> _What this exercise asks_:
1. In the excerpt on Seprafilm® and tumor growth, what percentage of mice in the Seprafilm® group developed intraperitoneal tumors?
2. From the excerpt on Seprafilm® and tumor growth, list every group of mice by what was placed under the incision, with the number of mice in each group.
3. Resume the excerpt on Seprafilm® and tumor growth from where it stops.

> _Excerpt provided_:
Hyaluronan mediates growth of SW620 colon cancer cells. Because hyaluronan is the active ingredient in Seprafilm®, we hypothesized that Seprafilm® would affect intraperitoneal tumor growth in a mouse model of peritoneal seeding.

Methods

Immunodeficient mice underwent laparotomy and intraperitoneal inoculation of 105 SW620 cells. Seprafilm® (n = 22), Vicryl mesh (foreign body control; n = 24), or no material (sham; n = 19) was placed under the incision. Mice were killed after four weeks and tumors were dissected, counted, and weighed.

Results

Ninety-five percent of mice in the sham group and 96 percent in the Vicryl group developed intraperitoneal tumors. In contrast, only 64 percent of mice in the Seprafilm® group developed tumors (P = 0.024), and these tumors were smaller than those in the sham group; (Seprafilm® = 42 ± 9 mg vs. sham = 82 ± 17 mg; P = 0.05). In contrast, tumors in the Vicryl group were dramatically larger (349 ± 49 mg; P < 0.001 vs. sham or Seprafilm®).

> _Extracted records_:
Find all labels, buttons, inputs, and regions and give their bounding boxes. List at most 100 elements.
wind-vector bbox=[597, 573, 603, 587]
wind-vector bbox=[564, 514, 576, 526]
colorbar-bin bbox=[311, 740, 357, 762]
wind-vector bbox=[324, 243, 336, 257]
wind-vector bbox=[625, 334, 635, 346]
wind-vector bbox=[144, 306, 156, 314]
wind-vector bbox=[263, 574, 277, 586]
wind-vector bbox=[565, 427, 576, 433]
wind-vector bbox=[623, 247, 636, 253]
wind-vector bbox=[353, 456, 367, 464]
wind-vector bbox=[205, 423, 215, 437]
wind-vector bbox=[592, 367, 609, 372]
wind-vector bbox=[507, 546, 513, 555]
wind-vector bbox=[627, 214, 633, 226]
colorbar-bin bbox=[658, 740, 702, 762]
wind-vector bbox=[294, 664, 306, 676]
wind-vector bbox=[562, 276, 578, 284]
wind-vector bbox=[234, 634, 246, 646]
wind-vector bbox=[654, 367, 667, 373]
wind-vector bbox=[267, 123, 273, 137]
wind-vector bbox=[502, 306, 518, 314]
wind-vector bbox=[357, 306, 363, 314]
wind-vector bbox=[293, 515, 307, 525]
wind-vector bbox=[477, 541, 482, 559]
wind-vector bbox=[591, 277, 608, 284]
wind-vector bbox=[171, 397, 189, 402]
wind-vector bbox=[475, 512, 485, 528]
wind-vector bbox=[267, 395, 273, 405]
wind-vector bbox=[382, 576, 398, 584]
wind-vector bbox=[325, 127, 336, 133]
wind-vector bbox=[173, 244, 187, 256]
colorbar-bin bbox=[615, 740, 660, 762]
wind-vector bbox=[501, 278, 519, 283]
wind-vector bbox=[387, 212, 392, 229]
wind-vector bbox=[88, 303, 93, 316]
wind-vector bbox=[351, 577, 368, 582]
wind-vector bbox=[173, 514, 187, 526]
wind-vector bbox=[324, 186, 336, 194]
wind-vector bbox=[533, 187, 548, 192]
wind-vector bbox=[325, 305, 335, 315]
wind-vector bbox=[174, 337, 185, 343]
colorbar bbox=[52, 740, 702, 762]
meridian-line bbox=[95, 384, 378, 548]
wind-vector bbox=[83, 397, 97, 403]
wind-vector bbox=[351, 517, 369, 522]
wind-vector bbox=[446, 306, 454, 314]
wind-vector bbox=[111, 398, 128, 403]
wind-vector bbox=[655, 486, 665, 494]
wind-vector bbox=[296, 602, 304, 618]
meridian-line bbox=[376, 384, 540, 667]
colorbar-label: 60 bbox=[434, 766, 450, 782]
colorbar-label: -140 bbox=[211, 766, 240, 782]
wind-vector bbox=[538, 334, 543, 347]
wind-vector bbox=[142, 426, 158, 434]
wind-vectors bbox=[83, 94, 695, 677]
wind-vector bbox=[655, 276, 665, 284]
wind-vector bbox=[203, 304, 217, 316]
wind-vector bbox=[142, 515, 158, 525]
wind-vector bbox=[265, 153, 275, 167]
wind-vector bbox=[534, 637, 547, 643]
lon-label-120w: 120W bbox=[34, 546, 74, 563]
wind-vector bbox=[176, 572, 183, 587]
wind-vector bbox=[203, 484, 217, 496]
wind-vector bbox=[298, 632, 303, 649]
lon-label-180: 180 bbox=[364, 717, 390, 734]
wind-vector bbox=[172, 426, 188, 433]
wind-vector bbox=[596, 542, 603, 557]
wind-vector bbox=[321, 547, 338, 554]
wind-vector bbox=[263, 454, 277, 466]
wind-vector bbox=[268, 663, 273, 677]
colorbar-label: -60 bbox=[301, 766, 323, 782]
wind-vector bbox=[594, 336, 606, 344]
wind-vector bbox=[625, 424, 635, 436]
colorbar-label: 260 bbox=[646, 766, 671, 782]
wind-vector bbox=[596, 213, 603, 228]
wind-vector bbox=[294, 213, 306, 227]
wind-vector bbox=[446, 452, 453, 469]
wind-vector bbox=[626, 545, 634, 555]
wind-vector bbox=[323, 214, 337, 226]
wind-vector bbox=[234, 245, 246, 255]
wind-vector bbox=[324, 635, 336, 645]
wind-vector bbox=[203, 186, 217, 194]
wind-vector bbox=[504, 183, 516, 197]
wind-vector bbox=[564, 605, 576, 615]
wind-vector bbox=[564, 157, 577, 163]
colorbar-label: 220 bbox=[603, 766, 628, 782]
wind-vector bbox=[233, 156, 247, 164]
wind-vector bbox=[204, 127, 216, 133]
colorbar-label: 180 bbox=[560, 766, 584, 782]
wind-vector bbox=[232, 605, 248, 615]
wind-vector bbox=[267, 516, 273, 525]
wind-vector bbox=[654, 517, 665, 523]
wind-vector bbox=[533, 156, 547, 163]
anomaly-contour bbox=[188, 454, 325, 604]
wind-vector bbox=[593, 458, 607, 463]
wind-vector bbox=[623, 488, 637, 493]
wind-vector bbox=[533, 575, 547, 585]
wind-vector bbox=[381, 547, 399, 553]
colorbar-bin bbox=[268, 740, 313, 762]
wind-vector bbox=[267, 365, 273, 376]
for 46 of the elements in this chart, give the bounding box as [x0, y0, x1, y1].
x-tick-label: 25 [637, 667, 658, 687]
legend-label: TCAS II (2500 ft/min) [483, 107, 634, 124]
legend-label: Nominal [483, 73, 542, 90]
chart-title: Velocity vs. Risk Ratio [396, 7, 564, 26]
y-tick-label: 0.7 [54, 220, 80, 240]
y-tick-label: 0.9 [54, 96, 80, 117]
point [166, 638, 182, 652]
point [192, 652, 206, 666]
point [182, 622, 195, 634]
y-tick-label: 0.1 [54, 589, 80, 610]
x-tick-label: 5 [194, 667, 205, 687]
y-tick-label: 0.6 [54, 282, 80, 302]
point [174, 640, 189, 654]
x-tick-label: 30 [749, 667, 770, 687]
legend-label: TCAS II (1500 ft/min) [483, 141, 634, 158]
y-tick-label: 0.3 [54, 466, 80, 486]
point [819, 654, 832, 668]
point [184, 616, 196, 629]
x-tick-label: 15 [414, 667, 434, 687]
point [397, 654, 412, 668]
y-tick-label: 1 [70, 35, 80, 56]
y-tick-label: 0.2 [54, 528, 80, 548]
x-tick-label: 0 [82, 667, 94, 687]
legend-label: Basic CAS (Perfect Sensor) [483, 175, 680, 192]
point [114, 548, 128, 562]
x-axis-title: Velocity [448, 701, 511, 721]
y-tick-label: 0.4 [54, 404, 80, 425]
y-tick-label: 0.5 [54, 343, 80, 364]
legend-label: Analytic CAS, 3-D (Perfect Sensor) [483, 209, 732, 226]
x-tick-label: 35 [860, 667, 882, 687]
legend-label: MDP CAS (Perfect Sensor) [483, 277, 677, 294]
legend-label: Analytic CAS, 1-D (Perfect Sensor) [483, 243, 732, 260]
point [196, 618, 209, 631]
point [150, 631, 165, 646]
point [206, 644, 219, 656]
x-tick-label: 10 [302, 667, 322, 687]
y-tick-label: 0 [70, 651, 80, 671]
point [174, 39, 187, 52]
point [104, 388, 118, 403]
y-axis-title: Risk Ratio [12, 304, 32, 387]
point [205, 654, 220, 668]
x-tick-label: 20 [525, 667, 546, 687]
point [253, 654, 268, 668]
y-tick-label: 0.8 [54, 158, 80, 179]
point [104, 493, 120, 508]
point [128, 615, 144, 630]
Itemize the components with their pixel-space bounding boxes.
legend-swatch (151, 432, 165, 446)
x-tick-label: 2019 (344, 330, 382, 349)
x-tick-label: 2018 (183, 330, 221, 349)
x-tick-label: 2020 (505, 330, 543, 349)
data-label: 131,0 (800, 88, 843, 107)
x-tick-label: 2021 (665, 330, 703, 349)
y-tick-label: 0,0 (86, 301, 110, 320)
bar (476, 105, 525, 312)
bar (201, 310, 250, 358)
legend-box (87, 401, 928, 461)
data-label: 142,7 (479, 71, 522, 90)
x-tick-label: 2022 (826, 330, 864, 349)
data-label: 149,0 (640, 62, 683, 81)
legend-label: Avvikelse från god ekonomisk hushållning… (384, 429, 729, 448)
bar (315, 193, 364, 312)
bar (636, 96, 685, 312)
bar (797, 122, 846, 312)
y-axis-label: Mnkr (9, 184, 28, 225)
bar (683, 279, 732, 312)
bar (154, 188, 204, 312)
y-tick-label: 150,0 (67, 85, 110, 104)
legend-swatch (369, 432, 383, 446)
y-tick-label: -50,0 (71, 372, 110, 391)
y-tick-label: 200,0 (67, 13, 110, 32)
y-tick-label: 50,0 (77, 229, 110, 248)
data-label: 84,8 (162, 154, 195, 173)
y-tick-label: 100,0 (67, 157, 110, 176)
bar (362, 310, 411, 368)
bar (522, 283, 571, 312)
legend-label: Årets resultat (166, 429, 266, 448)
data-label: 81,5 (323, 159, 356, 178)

> _Exercise results_:
1. 64 percent

2.
- Seprafilm®: n = 22
- Vicryl mesh (foreign body control): n = 24
- No material (sham): n = 19

3.
Conclusions

Despite previous data that suggested that hyaluronan increases colon cancer cell growth, we found that Seprafilm® decreased tumor formation and tended to decrease size in this model. In contrast, Vicryl mesh increased tumor formation and size. Our results suggest that Seprafilm® does not promote intraperitoneal tumor growth, especially compared with Vicryl mesh.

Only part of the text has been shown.